** begin PROVIDED MATERIAL **
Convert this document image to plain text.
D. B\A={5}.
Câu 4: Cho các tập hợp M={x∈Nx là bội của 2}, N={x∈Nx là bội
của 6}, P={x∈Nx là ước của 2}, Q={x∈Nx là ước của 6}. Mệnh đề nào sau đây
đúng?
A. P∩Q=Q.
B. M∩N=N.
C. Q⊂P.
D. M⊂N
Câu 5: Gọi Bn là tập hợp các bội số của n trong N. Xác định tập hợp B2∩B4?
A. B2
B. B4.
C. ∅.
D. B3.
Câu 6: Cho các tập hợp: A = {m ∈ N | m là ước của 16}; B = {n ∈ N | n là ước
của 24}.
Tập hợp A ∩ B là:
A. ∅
** end PROVIDED MATERIAL **
■ **SHORT PROBLEM**
Copy out each record from above, exactly.

■ **RESULT OF THIS EXERCISE**
Convert this document image to plain text.
D. B\A={5}.
Câu 4: Cho các tập hợp M={x∈Nx là bội của 2}, N={x∈Nx là bội
của 6}, P={x∈Nx là ước của 2}, Q={x∈Nx là ước của 6}. Mệnh đề nào sau đây
đúng?
A. P∩Q=Q.
B. M∩N=N.
C. Q⊂P.
D. M⊂N
Câu 5: Gọi Bn là tập hợp các bội số của n trong N. Xác định tập hợp B2∩B4?
A. B2
B. B4.
C. ∅.
D. B3.
Câu 6: Cho các tập hợp: A = {m ∈ N | m là ước của 16}; B = {n ∈ N | n là ước
của 24}.
Tập hợp A ∩ B là:
A. ∅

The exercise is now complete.